## TO DO
From the records below, copy every line that contains the word "size".

[ENTRIES SHOWN start]

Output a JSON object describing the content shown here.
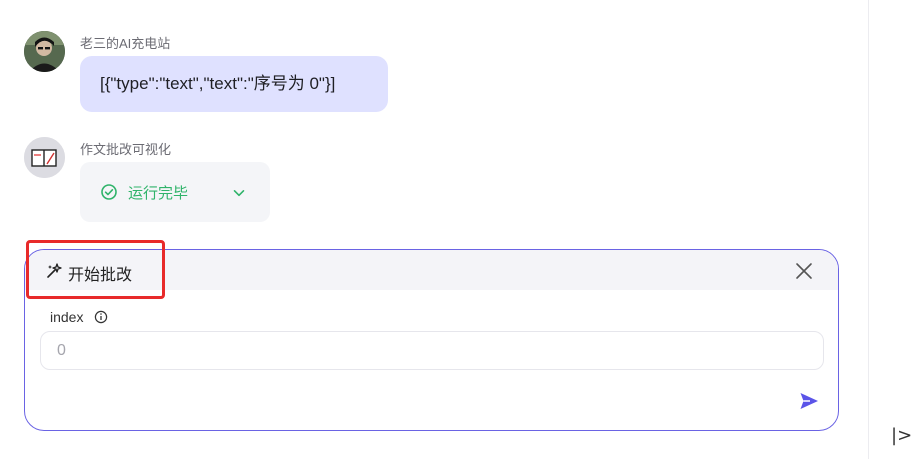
{
  "user_message": {
    "sender": "老三的AI充电站",
    "text": "[{\"type\":\"text\",\"text\":\"序号为 0\"}]",
    "avatar_icon": "user-portrait-avatar"
  },
  "bot_message": {
    "sender": "作文批改可视化",
    "status": "运行完毕",
    "status_icon": "check-circle-icon",
    "status_color": "#2fb36a",
    "avatar_icon": "notebook-avatar"
  },
  "composer": {
    "plugin_title": "开始批改",
    "plugin_icon": "sparkle-magic-icon",
    "param_label": "index",
    "param_placeholder": "0",
    "accent_color": "#5b54e8"
  },
  "sidebar": {
    "collapse_glyph": "|>"
  }
}
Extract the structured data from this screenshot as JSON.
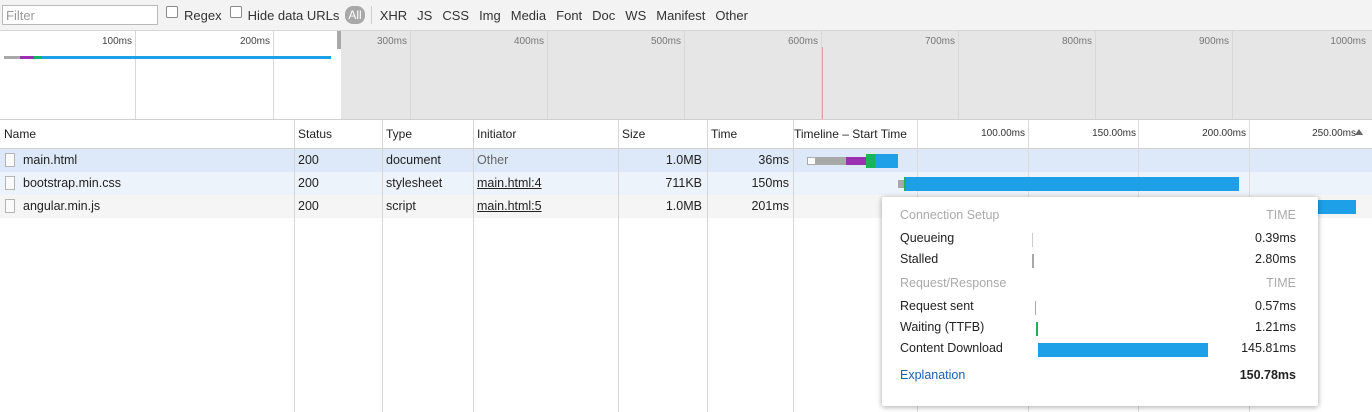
{
  "toolbar": {
    "filter_placeholder": "Filter",
    "regex_label": "Regex",
    "hide_data_urls_label": "Hide data URLs",
    "types": [
      "All",
      "XHR",
      "JS",
      "CSS",
      "Img",
      "Media",
      "Font",
      "Doc",
      "WS",
      "Manifest",
      "Other"
    ]
  },
  "overview": {
    "ticks": [
      "100ms",
      "200ms",
      "300ms",
      "400ms",
      "500ms",
      "600ms",
      "700ms",
      "800ms",
      "900ms",
      "1000ms"
    ]
  },
  "table": {
    "headers": {
      "name": "Name",
      "status": "Status",
      "type": "Type",
      "initiator": "Initiator",
      "size": "Size",
      "time": "Time",
      "timeline": "Timeline – Start Time"
    },
    "timeline_ticks": [
      "100.00ms",
      "150.00ms",
      "200.00ms",
      "250.00ms"
    ],
    "rows": [
      {
        "name": "main.html",
        "status": "200",
        "type": "document",
        "initiator": "Other",
        "size": "1.0MB",
        "time": "36ms"
      },
      {
        "name": "bootstrap.min.css",
        "status": "200",
        "type": "stylesheet",
        "initiator": "main.html:4",
        "size": "711KB",
        "time": "150ms"
      },
      {
        "name": "angular.min.js",
        "status": "200",
        "type": "script",
        "initiator": "main.html:5",
        "size": "1.0MB",
        "time": "201ms"
      }
    ]
  },
  "tooltip": {
    "connection_header": "Connection Setup",
    "time_header": "TIME",
    "connection": [
      {
        "label": "Queueing",
        "value": "0.39ms"
      },
      {
        "label": "Stalled",
        "value": "2.80ms"
      }
    ],
    "request_header": "Request/Response",
    "request": [
      {
        "label": "Request sent",
        "value": "0.57ms"
      },
      {
        "label": "Waiting (TTFB)",
        "value": "1.21ms"
      },
      {
        "label": "Content Download",
        "value": "145.81ms"
      }
    ],
    "explanation_label": "Explanation",
    "total": "150.78ms"
  },
  "colors": {
    "download": "#1ea0e8",
    "waiting": "#1bb35a",
    "stalled": "#a8a8a8",
    "ssl": "#9b30b0",
    "selected_row": "#dde9f8"
  }
}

[ENTRIES SHOWN end]

## TASK OUTPUT
      "size": "Size",
        "size": "1.0MB",
        "size": "711KB",
        "size": "1.0MB",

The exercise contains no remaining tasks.